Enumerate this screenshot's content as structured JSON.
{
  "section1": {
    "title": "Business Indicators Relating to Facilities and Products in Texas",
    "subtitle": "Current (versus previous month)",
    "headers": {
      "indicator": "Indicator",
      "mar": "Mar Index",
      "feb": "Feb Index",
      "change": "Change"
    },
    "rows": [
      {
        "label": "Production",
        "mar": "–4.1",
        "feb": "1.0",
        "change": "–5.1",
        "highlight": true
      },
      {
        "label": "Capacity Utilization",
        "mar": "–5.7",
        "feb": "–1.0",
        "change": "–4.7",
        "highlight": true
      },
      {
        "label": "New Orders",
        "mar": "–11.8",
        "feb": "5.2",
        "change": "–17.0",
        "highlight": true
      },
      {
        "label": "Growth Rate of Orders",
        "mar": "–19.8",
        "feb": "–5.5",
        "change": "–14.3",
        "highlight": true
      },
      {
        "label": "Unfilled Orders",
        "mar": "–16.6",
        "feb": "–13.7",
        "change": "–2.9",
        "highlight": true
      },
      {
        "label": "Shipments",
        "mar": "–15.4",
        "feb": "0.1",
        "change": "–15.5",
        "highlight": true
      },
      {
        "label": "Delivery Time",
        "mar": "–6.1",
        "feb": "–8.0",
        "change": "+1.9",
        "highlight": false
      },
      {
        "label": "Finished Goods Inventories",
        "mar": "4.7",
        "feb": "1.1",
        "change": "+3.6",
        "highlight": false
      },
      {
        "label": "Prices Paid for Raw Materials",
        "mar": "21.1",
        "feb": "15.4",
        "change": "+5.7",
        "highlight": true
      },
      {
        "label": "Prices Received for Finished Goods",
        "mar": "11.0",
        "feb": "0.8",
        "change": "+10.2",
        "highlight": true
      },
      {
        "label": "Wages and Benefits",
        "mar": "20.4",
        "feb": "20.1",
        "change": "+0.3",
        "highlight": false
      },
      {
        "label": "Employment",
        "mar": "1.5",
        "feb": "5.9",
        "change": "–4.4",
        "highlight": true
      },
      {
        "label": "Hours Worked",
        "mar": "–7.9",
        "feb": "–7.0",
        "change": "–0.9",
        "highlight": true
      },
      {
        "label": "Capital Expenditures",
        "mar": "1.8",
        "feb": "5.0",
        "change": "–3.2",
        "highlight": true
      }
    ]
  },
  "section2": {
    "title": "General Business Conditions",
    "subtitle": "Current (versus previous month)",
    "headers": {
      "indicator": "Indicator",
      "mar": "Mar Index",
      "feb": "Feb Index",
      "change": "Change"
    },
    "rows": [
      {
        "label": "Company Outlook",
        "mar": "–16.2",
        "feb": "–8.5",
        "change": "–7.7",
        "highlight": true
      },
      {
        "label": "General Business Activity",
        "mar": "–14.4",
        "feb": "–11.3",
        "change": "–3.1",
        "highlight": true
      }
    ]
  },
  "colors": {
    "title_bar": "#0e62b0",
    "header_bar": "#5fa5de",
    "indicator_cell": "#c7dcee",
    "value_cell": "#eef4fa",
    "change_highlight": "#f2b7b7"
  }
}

☆ ☆ ☆

REQUIRED TASK
Gather up every line in the data above that contains the word "Orders", copying each one.

FINAL RESULT
        "label": "New Orders",
        "label": "Growth Rate of Orders",
        "label": "Unfilled Orders",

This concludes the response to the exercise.